## start Data supplied
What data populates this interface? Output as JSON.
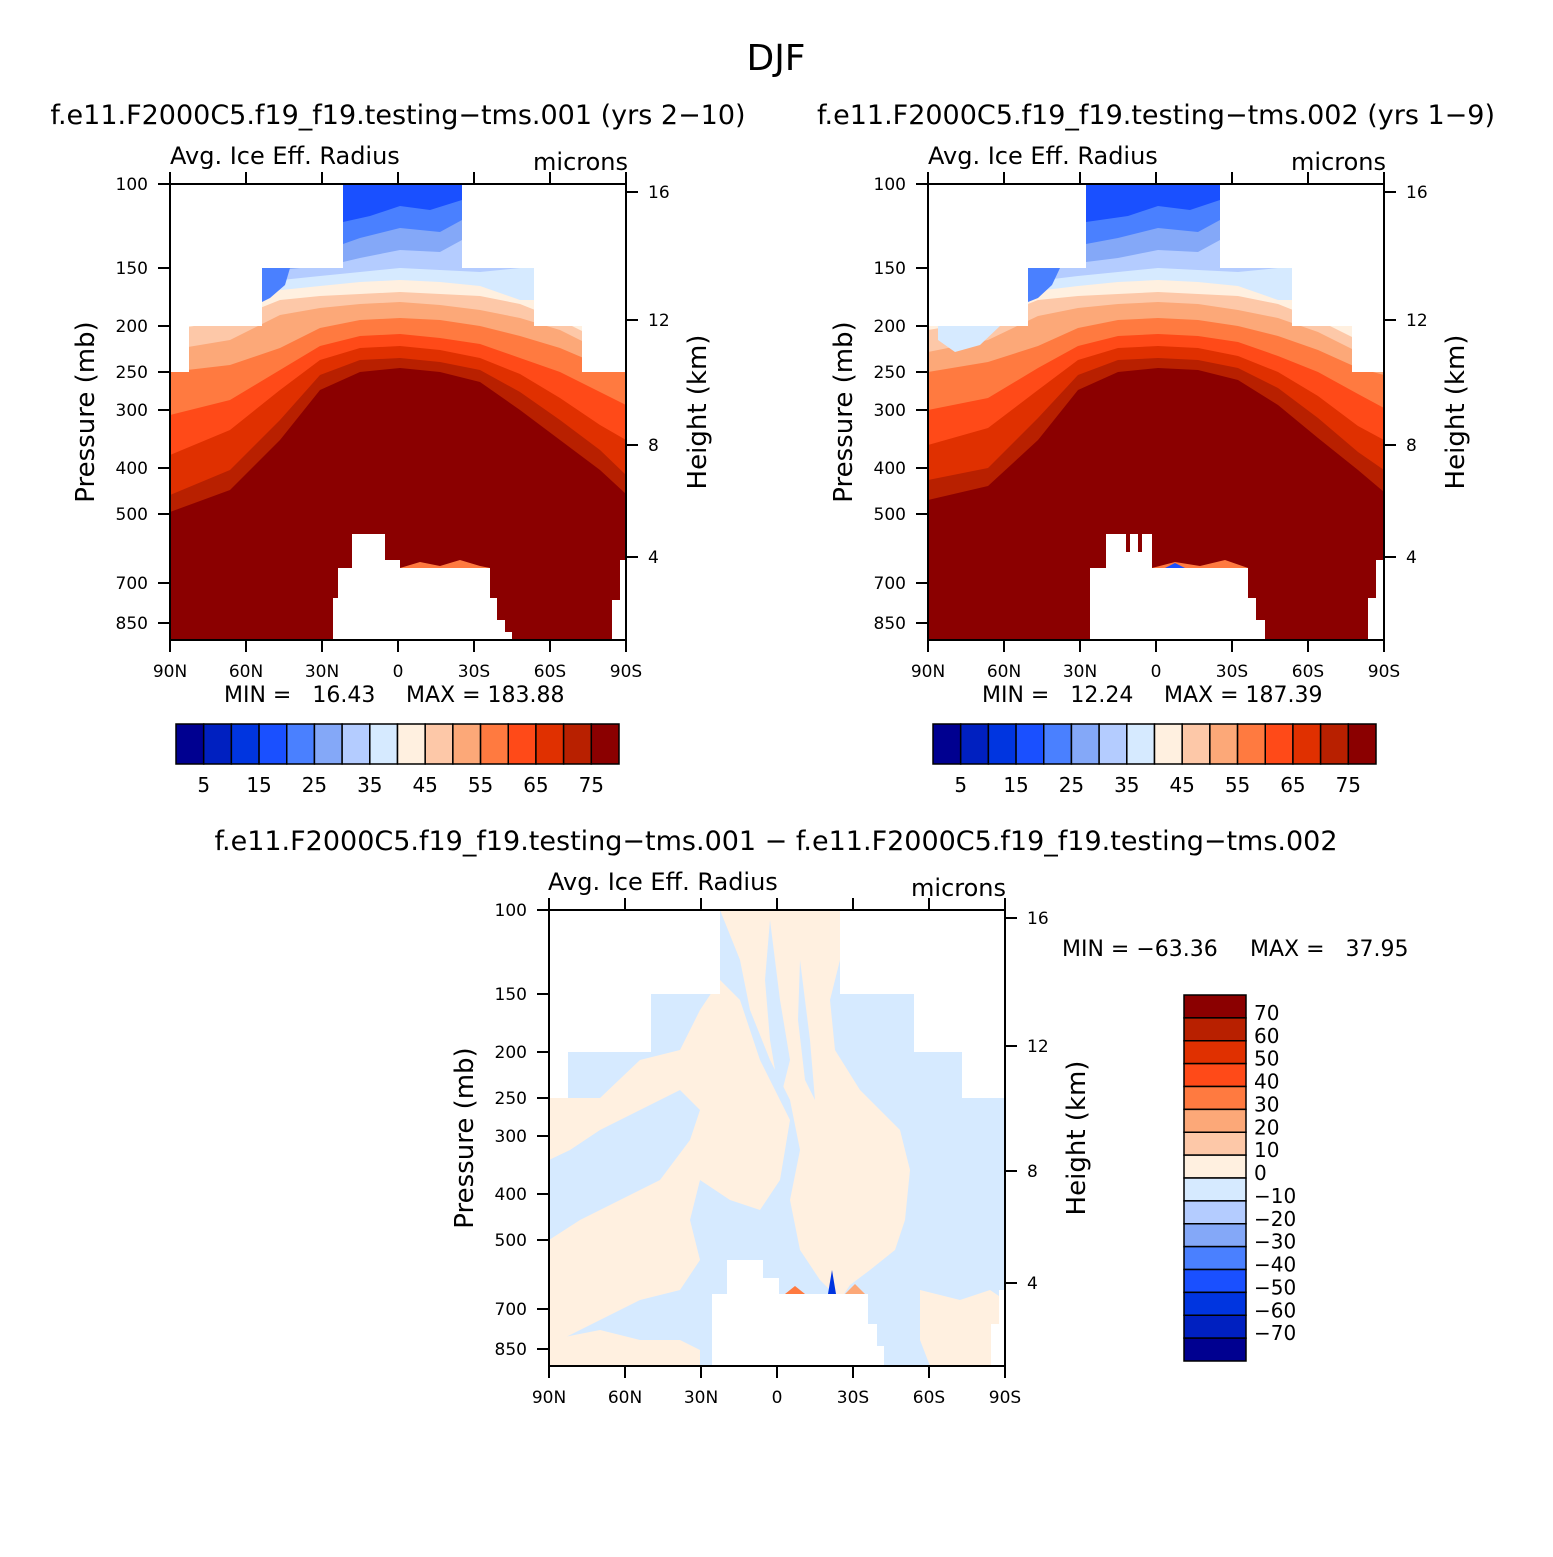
{
  "title": "DJF",
  "shared_axes": {
    "x_ticks": [
      "90N",
      "60N",
      "30N",
      "0",
      "30S",
      "60S",
      "90S"
    ],
    "p_ticks": [
      100,
      150,
      200,
      250,
      300,
      400,
      500,
      700,
      850
    ],
    "h_ticks": [
      4,
      8,
      12,
      16
    ],
    "ylabel_left": "Pressure (mb)",
    "ylabel_right": "Height (km)",
    "var_label": "Avg. Ice Eff. Radius",
    "units": "microns"
  },
  "chart_data": [
    {
      "type": "heatmap",
      "title": "f.e11.F2000C5.f19_f19.testing−tms.001 (yrs 2−10)",
      "xlabel": "",
      "ylabel": "Pressure (mb)",
      "ylim": [
        1000,
        100
      ],
      "variable": "Avg. Ice Eff. Radius",
      "units": "microns",
      "min_text": "MIN =   16.43",
      "max_text": "MAX = 183.88",
      "min": 16.43,
      "max": 183.88,
      "colorbar_levels": [
        5,
        10,
        15,
        20,
        25,
        30,
        35,
        40,
        45,
        50,
        55,
        60,
        65,
        70,
        75
      ],
      "colorbar_labels": [
        "5",
        "15",
        "25",
        "35",
        "45",
        "55",
        "65",
        "75"
      ],
      "colors": [
        "#000090",
        "#0020c0",
        "#0035e0",
        "#1a50ff",
        "#4a80ff",
        "#84a8f8",
        "#b4ccff",
        "#d6eaff",
        "#fff0e0",
        "#fdc8a8",
        "#fca878",
        "#ff7a40",
        "#ff4a18",
        "#e03000",
        "#b82000",
        "#8b0000"
      ]
    },
    {
      "type": "heatmap",
      "title": "f.e11.F2000C5.f19_f19.testing−tms.002 (yrs 1−9)",
      "xlabel": "",
      "ylabel": "Pressure (mb)",
      "ylim": [
        1000,
        100
      ],
      "variable": "Avg. Ice Eff. Radius",
      "units": "microns",
      "min_text": "MIN =   12.24",
      "max_text": "MAX = 187.39",
      "min": 12.24,
      "max": 187.39,
      "colorbar_levels": [
        5,
        10,
        15,
        20,
        25,
        30,
        35,
        40,
        45,
        50,
        55,
        60,
        65,
        70,
        75
      ],
      "colorbar_labels": [
        "5",
        "15",
        "25",
        "35",
        "45",
        "55",
        "65",
        "75"
      ],
      "colors": [
        "#000090",
        "#0020c0",
        "#0035e0",
        "#1a50ff",
        "#4a80ff",
        "#84a8f8",
        "#b4ccff",
        "#d6eaff",
        "#fff0e0",
        "#fdc8a8",
        "#fca878",
        "#ff7a40",
        "#ff4a18",
        "#e03000",
        "#b82000",
        "#8b0000"
      ]
    },
    {
      "type": "heatmap",
      "title": "f.e11.F2000C5.f19_f19.testing−tms.001 − f.e11.F2000C5.f19_f19.testing−tms.002",
      "xlabel": "",
      "ylabel": "Pressure (mb)",
      "ylim": [
        1000,
        100
      ],
      "variable": "Avg. Ice Eff. Radius",
      "units": "microns",
      "min_text": "MIN = −63.36",
      "max_text": "MAX =   37.95",
      "min": -63.36,
      "max": 37.95,
      "colorbar_levels": [
        -70,
        -60,
        -50,
        -40,
        -30,
        -20,
        -10,
        0,
        10,
        20,
        30,
        40,
        50,
        60,
        70
      ],
      "colorbar_labels": [
        "70",
        "60",
        "50",
        "40",
        "30",
        "20",
        "10",
        "0",
        "−10",
        "−20",
        "−30",
        "−40",
        "−50",
        "−60",
        "−70"
      ],
      "colors": [
        "#000090",
        "#0020c0",
        "#0035e0",
        "#1a50ff",
        "#4a80ff",
        "#84a8f8",
        "#b4ccff",
        "#d6eaff",
        "#fff0e0",
        "#fdc8a8",
        "#fca878",
        "#ff7a40",
        "#ff4a18",
        "#e03000",
        "#b82000",
        "#8b0000"
      ]
    }
  ]
}
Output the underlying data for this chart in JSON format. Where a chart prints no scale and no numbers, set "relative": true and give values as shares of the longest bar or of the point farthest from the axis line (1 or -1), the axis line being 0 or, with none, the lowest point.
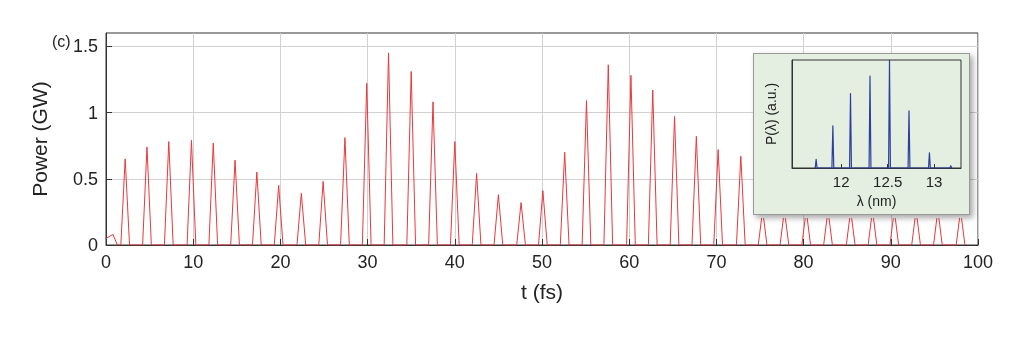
{
  "chart_data": [
    {
      "type": "line",
      "xlabel": "t (fs)",
      "ylabel": "Power (GW)",
      "annotations": [
        "(c)"
      ],
      "color": "#e8383d",
      "x": [
        0,
        0.8,
        1.3,
        1.7,
        2.2,
        2.7,
        4.2,
        4.7,
        5.2,
        6.7,
        7.2,
        7.7,
        9.3,
        9.8,
        10.3,
        11.8,
        12.3,
        12.8,
        14.3,
        14.8,
        15.3,
        16.8,
        17.3,
        17.8,
        19.3,
        19.8,
        20.3,
        21.9,
        22.4,
        22.9,
        24.4,
        24.9,
        25.4,
        26.9,
        27.4,
        27.9,
        29.4,
        29.9,
        30.4,
        31.9,
        32.4,
        32.9,
        34.5,
        35.0,
        35.5,
        37.0,
        37.5,
        38.0,
        39.5,
        40.0,
        40.5,
        42.0,
        42.5,
        43.0,
        44.5,
        45.0,
        45.5,
        47.1,
        47.6,
        48.1,
        49.6,
        50.1,
        50.6,
        52.1,
        52.6,
        53.1,
        54.6,
        55.1,
        55.6,
        57.1,
        57.6,
        58.1,
        59.7,
        60.2,
        60.7,
        62.2,
        62.7,
        63.2,
        64.7,
        65.2,
        65.7,
        67.2,
        67.7,
        68.2,
        69.7,
        70.2,
        70.7,
        72.3,
        72.8,
        73.3,
        74.8,
        75.18,
        75.3,
        75.42,
        75.8,
        77.3,
        77.68,
        77.8,
        77.92,
        78.3,
        79.8,
        80.18,
        80.3,
        80.42,
        80.8,
        82.3,
        82.68,
        82.8,
        82.92,
        83.3,
        84.9,
        85.28,
        85.4,
        85.52,
        85.9,
        87.4,
        87.78,
        87.9,
        88.02,
        88.4,
        89.9,
        90.28,
        90.4,
        90.52,
        90.9,
        92.4,
        92.78,
        92.9,
        93.02,
        93.4,
        94.9,
        95.28,
        95.4,
        95.52,
        95.9,
        97.5,
        97.88,
        98.0,
        98.12,
        98.5
      ],
      "values": [
        0.05,
        0.08,
        0,
        0,
        0.65,
        0,
        0,
        0.74,
        0,
        0,
        0.78,
        0,
        0,
        0.79,
        0,
        0,
        0.77,
        0,
        0,
        0.64,
        0,
        0,
        0.55,
        0,
        0,
        0.45,
        0,
        0,
        0.39,
        0,
        0,
        0.48,
        0,
        0,
        0.81,
        0,
        0,
        1.22,
        0,
        0,
        1.45,
        0,
        0,
        1.31,
        0,
        0,
        1.08,
        0,
        0,
        0.78,
        0,
        0,
        0.54,
        0,
        0,
        0.38,
        0,
        0,
        0.32,
        0,
        0,
        0.41,
        0,
        0,
        0.7,
        0,
        0,
        1.09,
        0,
        0,
        1.36,
        0,
        0,
        1.28,
        0,
        0,
        1.17,
        0,
        0,
        0.97,
        0,
        0,
        0.82,
        0,
        0,
        0.72,
        0,
        0,
        0.67,
        0,
        0,
        0.2,
        null,
        0.2,
        0,
        0,
        0.2,
        null,
        0.2,
        0,
        0,
        0.2,
        null,
        0.2,
        0,
        0,
        0.2,
        null,
        0.2,
        0,
        0,
        0.2,
        null,
        0.2,
        0,
        0,
        0.2,
        null,
        0.2,
        0,
        0,
        0.2,
        null,
        0.2,
        0,
        0,
        0.2,
        null,
        0.2,
        0,
        0,
        0.2,
        null,
        0.2,
        0,
        0,
        0.2,
        null,
        0.2,
        0
      ],
      "xlim": [
        0,
        100
      ],
      "ylim": [
        0,
        1.6
      ],
      "xticks": [
        0,
        10,
        20,
        30,
        40,
        50,
        60,
        70,
        80,
        90,
        100
      ],
      "yticks": [
        0,
        0.5,
        1,
        1.5
      ],
      "grid": true
    },
    {
      "type": "line",
      "xlabel": "λ (nm)",
      "ylabel": "P(λ) (a.u.)",
      "color": "#2c3e9e",
      "relative": true,
      "tick_labels": "x",
      "x": [
        11.72,
        11.73,
        11.74,
        11.9,
        11.91,
        11.92,
        12.09,
        12.1,
        12.11,
        12.3,
        12.31,
        12.32,
        12.51,
        12.52,
        12.53,
        12.72,
        12.73,
        12.74,
        12.94,
        12.95,
        12.96,
        13.17,
        13.18,
        13.19
      ],
      "values": [
        0,
        0.08,
        0,
        0,
        0.39,
        0,
        0,
        0.69,
        0,
        0,
        0.85,
        0,
        0,
        1,
        0,
        0,
        0.53,
        0,
        0,
        0.14,
        0,
        0,
        0.02,
        0
      ],
      "xlim": [
        11.47,
        13.29
      ],
      "xticks": [
        12,
        12.5,
        13
      ]
    }
  ]
}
## end Data supplied
Problem to work on: Go through the material and copy out every line with "JSON" in it.

Final result:
What data populates this interface? Output as JSON.
Output the underlying data for this chart in JSON format. Where a chart prints no scale and no numbers, set "relative": true and give values as shares of the longest bar or of the point farthest from the axis line (1 or -1), the axis line being 0 or, with none, the lowest point.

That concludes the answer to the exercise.